Aim: Output the data word for word, dropping every image.

════════════════

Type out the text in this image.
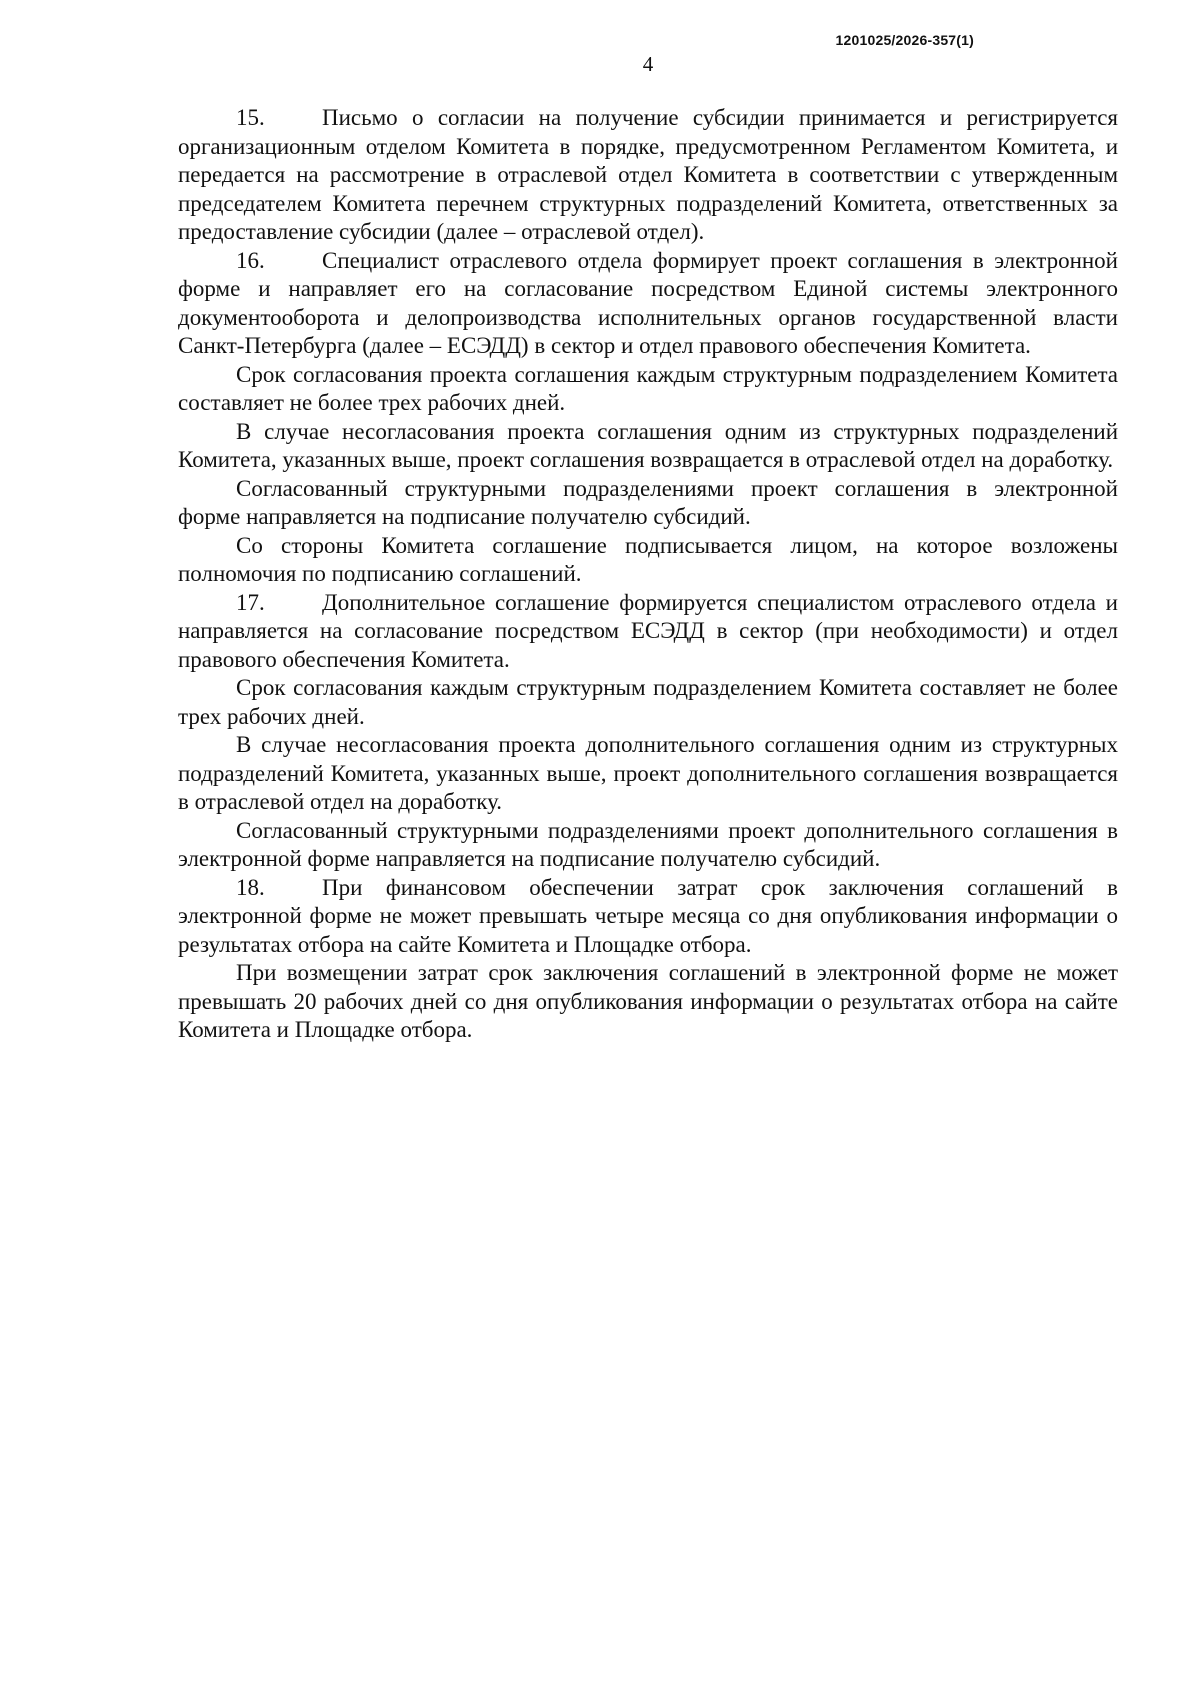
1201025/2026-357(1)
4

15. Письмо о согласии на получение субсидии принимается и регистрируется организационным отделом Комитета в порядке, предусмотренном Регламентом Комитета, и передается на рассмотрение в отраслевой отдел Комитета в соответствии с утвержденным председателем Комитета перечнем структурных подразделений Комитета, ответственных за предоставление субсидии (далее – отраслевой отдел).

16. Специалист отраслевого отдела формирует проект соглашения в электронной форме и направляет его на согласование посредством Единой системы электронного документооборота и делопроизводства исполнительных органов государственной власти Санкт-Петербурга (далее – ЕСЭДД) в сектор и отдел правового обеспечения Комитета.

Срок согласования проекта соглашения каждым структурным подразделением Комитета составляет не более трех рабочих дней.

В случае несогласования проекта соглашения одним из структурных подразделений Комитета, указанных выше, проект соглашения возвращается в отраслевой отдел на доработку.

Согласованный структурными подразделениями проект соглашения в электронной форме направляется на подписание получателю субсидий.

Со стороны Комитета соглашение подписывается лицом, на которое возложены полномочия по подписанию соглашений.

17. Дополнительное соглашение формируется специалистом отраслевого отдела и направляется на согласование посредством ЕСЭДД в сектор (при необходимости) и отдел правового обеспечения Комитета.

Срок согласования каждым структурным подразделением Комитета составляет не более трех рабочих дней.

В случае несогласования проекта дополнительного соглашения одним из структурных подразделений Комитета, указанных выше, проект дополнительного соглашения возвращается в отраслевой отдел на доработку.

Согласованный структурными подразделениями проект дополнительного соглашения в электронной форме направляется на подписание получателю субсидий.

18. При финансовом обеспечении затрат срок заключения соглашений в электронной форме не может превышать четыре месяца со дня опубликования информации о результатах отбора на сайте Комитета и Площадке отбора.

При возмещении затрат срок заключения соглашений в электронной форме не может превышать 20 рабочих дней со дня опубликования информации о результатах отбора на сайте Комитета и Площадке отбора.
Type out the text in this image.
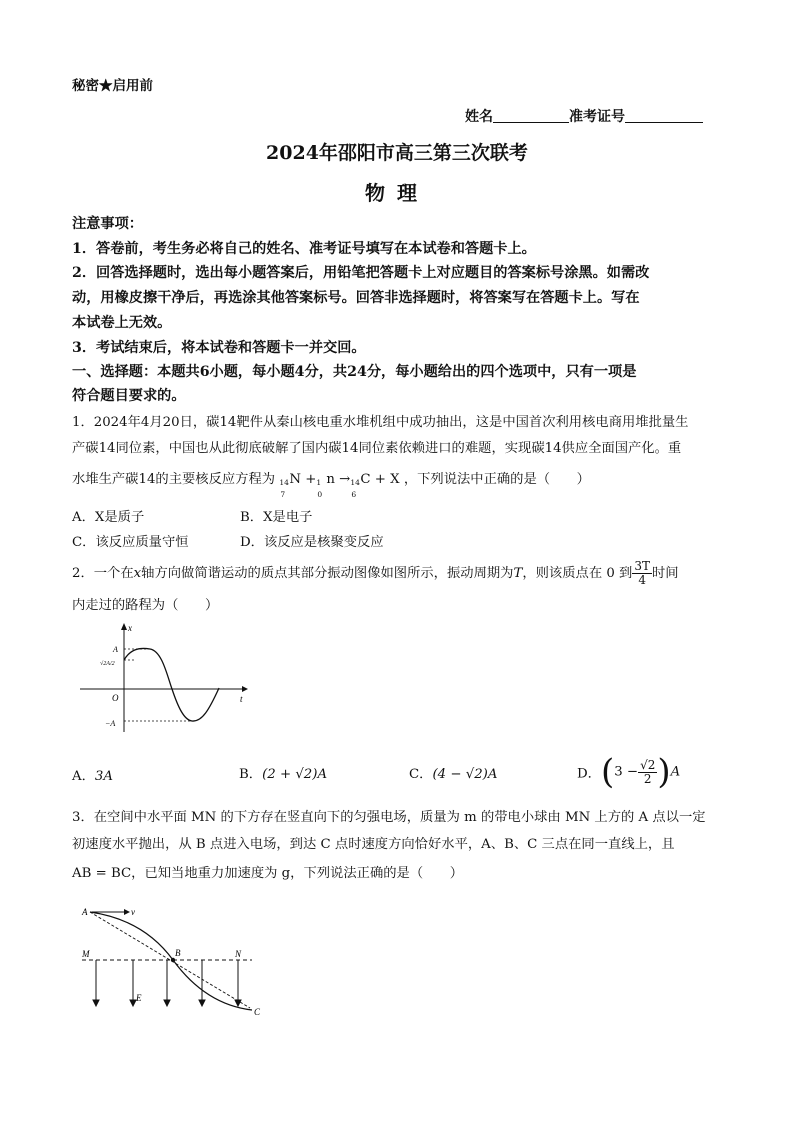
秘密★启用前
姓名	准考证号
2024年邵阳市高三第三次联考
物理
注意事项：
1．答卷前，考生务必将自己的姓名、准考证号填写在本试卷和答题卡上。
2．回答选择题时，选出每小题答案后，用铅笔把答题卡上对应题目的答案标号涂黑。如需改
动，用橡皮擦干净后，再选涂其他答案标号。回答非选择题时，将答案写在答题卡上。写在
本试卷上无效。
3．考试结束后，将本试卷和答题卡一并交回。
一、选择题：本题共6小题，每小题4分，共24分，每小题给出的四个选项中，只有一项是
符合题目要求的。
1．2024年4月20日，碳14靶件从秦山核电重水堆机组中成功抽出，这是中国首次利用核电商用堆批量生
产碳14同位素，中国也从此彻底破解了国内碳14同位素依赖进口的难题，实现碳14供应全面国产化。重
水堆生产碳14的主要核反应方程为 14
7
N + 1
0
n → 14
6
C + X ，下列说法中正确的是（　　）
A．X是质子	B．X是电子
C．该反应质量守恒	D．该反应是核聚变反应
2．一个在x轴方向做简谐运动的质点其部分振动图像如图所示，振动周期为T，则该质点在 0 到 $\frac{3T}{4}$ 时间
内走过的路程为（　　）
t
x
O
A
−A
√2A/2
A．3A	B．(2 + √2)A	C．(4 − √2)A	D．$(3 - \frac{√2}{2} )A$
3．在空间中水平面 MN 的下方存在竖直向下的匀强电场，质量为 m 的带电小球由 MN 上方的 A 点以一定
初速度水平抛出，从 B 点进入电场，到达 C 点时速度方向恰好水平，A、B、C 三点在同一直线上，且
AB = BC，已知当地重力加速度为 g，下列说法正确的是（　　）
A	v
M	N
B
C
E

════════════════

Exercise output:
Type out the text in this image.
1201025/2026-357(1)
4

15. Письмо о согласии на получение субсидии принимается и регистрируется организационным отделом Комитета в порядке, предусмотренном Регламентом Комитета, и передается на рассмотрение в отраслевой отдел Комитета в соответствии с утвержденным председателем Комитета перечнем структурных подразделений Комитета, ответственных за предоставление субсидии (далее – отраслевой отдел).

16. Специалист отраслевого отдела формирует проект соглашения в электронной форме и направляет его на согласование посредством Единой системы электронного документооборота и делопроизводства исполнительных органов государственной власти Санкт-Петербурга (далее – ЕСЭДД) в сектор и отдел правового обеспечения Комитета.

Срок согласования проекта соглашения каждым структурным подразделением Комитета составляет не более трех рабочих дней.

В случае несогласования проекта соглашения одним из структурных подразделений Комитета, указанных выше, проект соглашения возвращается в отраслевой отдел на доработку.

Согласованный структурными подразделениями проект соглашения в электронной форме направляется на подписание получателю субсидий.

Со стороны Комитета соглашение подписывается лицом, на которое возложены полномочия по подписанию соглашений.

17. Дополнительное соглашение формируется специалистом отраслевого отдела и направляется на согласование посредством ЕСЭДД в сектор (при необходимости) и отдел правового обеспечения Комитета.

Срок согласования каждым структурным подразделением Комитета составляет не более трех рабочих дней.

В случае несогласования проекта дополнительного соглашения одним из структурных подразделений Комитета, указанных выше, проект дополнительного соглашения возвращается в отраслевой отдел на доработку.

Согласованный структурными подразделениями проект дополнительного соглашения в электронной форме направляется на подписание получателю субсидий.

18. При финансовом обеспечении затрат срок заключения соглашений в электронной форме не может превышать четыре месяца со дня опубликования информации о результатах отбора на сайте Комитета и Площадке отбора.

При возмещении затрат срок заключения соглашений в электронной форме не может превышать 20 рабочих дней со дня опубликования информации о результатах отбора на сайте Комитета и Площадке отбора.
Type out the text in this image.
秘密★启用前
姓名	准考证号
2024年邵阳市高三第三次联考
物理
注意事项：
1．答卷前，考生务必将自己的姓名、准考证号填写在本试卷和答题卡上。
2．回答选择题时，选出每小题答案后，用铅笔把答题卡上对应题目的答案标号涂黑。如需改
动，用橡皮擦干净后，再选涂其他答案标号。回答非选择题时，将答案写在答题卡上。写在
本试卷上无效。
3．考试结束后，将本试卷和答题卡一并交回。
一、选择题：本题共6小题，每小题4分，共24分，每小题给出的四个选项中，只有一项是
符合题目要求的。
1．2024年4月20日，碳14靶件从秦山核电重水堆机组中成功抽出，这是中国首次利用核电商用堆批量生
产碳14同位素，中国也从此彻底破解了国内碳14同位素依赖进口的难题，实现碳14供应全面国产化。重
水堆生产碳14的主要核反应方程为 14
7
N + 1
0
n → 14
6
C + X ，下列说法中正确的是（　　）
A．X是质子	B．X是电子
C．该反应质量守恒	D．该反应是核聚变反应
2．一个在x轴方向做简谐运动的质点其部分振动图像如图所示，振动周期为T，则该质点在 0 到 $\frac{3T}{4}$ 时间
内走过的路程为（　　）
t
x
O
A
−A
√2A/2
A．3A	B．(2 + √2)A	C．(4 − √2)A	D．$(3 - \frac{√2}{2} )A$
3．在空间中水平面 MN 的下方存在竖直向下的匀强电场，质量为 m 的带电小球由 MN 上方的 A 点以一定
初速度水平抛出，从 B 点进入电场，到达 C 点时速度方向恰好水平，A、B、C 三点在同一直线上，且
AB = BC，已知当地重力加速度为 g，下列说法正确的是（　　）
A	v
M	N
B
C
E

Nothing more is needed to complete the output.